### WHAT YOU SHOULD DO:
Repeat exactly, and only, the lines from the one holding "What's the underlying" through the last line of the records below.

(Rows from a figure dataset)
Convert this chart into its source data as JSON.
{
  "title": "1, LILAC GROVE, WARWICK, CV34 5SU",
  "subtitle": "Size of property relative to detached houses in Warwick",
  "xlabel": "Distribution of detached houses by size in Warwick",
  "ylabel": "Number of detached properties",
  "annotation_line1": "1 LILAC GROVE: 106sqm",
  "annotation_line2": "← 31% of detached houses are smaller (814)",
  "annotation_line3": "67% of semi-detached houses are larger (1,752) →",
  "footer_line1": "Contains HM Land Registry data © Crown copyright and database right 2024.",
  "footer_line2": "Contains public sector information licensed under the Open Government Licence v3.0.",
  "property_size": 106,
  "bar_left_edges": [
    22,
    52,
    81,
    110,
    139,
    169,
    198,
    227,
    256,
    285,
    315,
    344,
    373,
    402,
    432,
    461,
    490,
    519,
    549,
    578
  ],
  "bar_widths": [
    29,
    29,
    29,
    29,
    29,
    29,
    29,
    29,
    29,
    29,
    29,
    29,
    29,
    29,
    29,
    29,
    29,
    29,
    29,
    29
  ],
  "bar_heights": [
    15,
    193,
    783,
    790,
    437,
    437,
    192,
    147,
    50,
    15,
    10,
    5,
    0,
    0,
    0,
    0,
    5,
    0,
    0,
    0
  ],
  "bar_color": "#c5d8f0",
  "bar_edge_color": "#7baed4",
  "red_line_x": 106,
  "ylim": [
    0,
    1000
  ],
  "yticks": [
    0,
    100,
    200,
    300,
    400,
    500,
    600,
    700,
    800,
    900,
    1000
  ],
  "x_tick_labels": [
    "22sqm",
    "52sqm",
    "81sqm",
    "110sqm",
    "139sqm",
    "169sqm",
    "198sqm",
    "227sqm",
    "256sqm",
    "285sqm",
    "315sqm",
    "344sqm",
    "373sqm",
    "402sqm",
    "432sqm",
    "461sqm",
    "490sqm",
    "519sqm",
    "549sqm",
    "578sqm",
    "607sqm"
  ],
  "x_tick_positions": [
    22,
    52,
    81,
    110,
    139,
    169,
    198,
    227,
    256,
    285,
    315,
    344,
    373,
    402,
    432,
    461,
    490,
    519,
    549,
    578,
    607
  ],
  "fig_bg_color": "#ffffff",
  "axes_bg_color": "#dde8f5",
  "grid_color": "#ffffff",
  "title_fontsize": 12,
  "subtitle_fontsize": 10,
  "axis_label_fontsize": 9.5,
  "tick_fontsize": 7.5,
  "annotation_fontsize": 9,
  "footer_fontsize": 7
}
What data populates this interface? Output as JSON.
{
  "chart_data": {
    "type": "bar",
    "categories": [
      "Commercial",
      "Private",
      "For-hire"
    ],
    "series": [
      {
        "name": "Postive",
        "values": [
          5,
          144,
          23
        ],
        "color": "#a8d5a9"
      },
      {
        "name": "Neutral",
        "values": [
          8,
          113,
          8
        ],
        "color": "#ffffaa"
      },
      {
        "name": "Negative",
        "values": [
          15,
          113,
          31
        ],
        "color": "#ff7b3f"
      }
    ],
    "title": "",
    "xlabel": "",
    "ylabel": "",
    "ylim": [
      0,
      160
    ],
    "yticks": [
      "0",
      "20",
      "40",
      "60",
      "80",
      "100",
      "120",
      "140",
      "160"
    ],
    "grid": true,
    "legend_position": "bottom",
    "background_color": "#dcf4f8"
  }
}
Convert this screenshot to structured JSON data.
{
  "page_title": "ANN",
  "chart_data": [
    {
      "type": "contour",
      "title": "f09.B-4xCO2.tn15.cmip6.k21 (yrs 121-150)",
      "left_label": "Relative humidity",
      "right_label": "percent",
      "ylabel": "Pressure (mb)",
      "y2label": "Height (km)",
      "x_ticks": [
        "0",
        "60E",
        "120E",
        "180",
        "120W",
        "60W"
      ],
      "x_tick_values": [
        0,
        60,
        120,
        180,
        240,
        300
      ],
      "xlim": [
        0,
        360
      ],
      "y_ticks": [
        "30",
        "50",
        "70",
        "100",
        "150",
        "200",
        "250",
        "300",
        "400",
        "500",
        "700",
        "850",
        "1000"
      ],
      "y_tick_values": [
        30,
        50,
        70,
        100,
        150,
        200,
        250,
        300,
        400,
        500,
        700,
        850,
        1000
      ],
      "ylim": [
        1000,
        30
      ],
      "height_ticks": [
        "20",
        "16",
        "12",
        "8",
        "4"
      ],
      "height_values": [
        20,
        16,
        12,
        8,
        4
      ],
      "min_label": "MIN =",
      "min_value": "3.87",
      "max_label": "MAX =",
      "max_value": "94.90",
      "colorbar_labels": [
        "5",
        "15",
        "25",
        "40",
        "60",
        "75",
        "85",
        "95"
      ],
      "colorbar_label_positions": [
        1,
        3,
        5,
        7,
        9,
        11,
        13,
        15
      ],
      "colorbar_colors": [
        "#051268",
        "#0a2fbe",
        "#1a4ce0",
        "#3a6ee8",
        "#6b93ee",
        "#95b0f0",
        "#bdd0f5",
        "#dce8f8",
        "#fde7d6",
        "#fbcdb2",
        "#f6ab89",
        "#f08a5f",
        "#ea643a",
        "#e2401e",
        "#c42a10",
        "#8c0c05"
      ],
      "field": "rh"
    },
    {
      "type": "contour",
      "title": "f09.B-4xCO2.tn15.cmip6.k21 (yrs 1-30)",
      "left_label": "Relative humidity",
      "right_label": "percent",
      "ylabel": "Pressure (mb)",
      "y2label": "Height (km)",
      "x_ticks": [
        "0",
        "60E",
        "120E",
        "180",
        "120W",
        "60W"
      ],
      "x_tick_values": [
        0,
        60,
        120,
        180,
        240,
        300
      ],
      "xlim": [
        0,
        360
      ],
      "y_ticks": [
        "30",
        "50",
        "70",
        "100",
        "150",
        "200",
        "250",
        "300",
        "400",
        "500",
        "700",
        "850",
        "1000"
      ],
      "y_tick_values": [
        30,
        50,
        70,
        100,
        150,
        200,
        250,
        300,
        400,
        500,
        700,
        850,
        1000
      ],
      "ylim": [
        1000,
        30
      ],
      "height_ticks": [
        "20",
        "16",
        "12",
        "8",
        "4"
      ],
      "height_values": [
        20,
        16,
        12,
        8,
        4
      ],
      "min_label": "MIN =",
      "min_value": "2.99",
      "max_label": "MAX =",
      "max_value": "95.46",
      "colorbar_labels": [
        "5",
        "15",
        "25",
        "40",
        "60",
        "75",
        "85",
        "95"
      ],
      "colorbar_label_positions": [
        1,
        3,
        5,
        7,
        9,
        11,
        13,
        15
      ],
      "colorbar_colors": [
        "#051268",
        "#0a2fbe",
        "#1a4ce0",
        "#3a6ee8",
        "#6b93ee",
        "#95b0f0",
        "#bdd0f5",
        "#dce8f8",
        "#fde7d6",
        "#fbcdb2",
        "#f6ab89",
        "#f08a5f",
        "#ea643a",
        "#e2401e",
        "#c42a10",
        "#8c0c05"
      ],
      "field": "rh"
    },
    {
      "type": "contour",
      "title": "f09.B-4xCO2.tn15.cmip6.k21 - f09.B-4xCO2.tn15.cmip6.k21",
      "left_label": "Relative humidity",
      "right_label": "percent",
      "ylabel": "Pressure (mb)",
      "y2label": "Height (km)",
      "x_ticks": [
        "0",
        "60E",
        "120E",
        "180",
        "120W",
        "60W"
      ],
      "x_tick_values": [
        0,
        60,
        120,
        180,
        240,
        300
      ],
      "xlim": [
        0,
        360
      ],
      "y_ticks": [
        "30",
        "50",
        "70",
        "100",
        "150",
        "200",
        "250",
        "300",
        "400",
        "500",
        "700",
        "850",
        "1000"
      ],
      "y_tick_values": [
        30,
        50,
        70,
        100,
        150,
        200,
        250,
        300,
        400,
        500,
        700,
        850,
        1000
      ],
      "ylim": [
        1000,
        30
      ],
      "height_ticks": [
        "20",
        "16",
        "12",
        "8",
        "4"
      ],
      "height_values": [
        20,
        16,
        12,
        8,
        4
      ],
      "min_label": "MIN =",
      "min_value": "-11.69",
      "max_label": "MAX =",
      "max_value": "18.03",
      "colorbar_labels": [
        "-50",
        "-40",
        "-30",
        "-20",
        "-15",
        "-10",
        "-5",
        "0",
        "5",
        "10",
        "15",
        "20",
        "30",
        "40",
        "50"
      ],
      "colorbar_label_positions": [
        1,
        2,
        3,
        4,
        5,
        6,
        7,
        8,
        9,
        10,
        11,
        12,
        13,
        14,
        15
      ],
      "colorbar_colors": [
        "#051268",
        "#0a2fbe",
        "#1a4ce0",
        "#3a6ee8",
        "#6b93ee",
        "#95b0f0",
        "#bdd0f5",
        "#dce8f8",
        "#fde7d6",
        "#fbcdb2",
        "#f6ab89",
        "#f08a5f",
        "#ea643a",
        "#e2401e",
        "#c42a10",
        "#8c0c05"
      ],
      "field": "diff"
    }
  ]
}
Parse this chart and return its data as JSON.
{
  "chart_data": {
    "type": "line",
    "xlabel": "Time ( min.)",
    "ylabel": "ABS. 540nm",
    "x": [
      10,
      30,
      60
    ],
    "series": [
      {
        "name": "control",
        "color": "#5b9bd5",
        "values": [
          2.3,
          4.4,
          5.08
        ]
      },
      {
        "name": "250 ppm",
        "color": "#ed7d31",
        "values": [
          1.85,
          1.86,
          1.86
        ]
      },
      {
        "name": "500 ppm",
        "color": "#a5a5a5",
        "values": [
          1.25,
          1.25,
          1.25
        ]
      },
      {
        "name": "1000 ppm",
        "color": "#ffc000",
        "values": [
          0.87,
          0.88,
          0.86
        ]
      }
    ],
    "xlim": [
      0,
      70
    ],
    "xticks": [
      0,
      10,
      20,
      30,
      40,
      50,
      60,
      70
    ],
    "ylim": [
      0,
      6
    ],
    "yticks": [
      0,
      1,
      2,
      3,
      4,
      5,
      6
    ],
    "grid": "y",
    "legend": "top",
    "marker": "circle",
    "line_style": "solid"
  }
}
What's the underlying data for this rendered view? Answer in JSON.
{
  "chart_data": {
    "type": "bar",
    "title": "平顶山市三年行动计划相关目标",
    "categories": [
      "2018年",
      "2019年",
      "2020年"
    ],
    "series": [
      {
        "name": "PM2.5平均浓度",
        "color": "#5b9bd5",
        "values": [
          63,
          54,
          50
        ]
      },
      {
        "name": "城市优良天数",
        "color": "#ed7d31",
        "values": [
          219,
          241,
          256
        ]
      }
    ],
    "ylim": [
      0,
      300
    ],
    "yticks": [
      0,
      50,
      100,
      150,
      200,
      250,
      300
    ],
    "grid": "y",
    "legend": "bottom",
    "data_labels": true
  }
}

### CORRECT ANSWER:
What's the underlying data for this rendered view? Answer in JSON.
{
  "chart_data": {
    "type": "bar",
    "title": "平顶山市三年行动计划相关目标",
    "categories": [
      "2018年",
      "2019年",
      "2020年"
    ],
    "series": [
      {
        "name": "PM2.5平均浓度",
        "color": "#5b9bd5",
        "values": [
          63,
          54,
          50
        ]
      },
      {
        "name": "城市优良天数",
        "color": "#ed7d31",
        "values": [
          219,
          241,
          256
        ]
      }
    ],
    "ylim": [
      0,
      300
    ],
    "yticks": [
      0,
      50,
      100,
      150,
      200,
      250,
      300
    ],
    "grid": "y",
    "legend": "bottom",
    "data_labels": true
  }
}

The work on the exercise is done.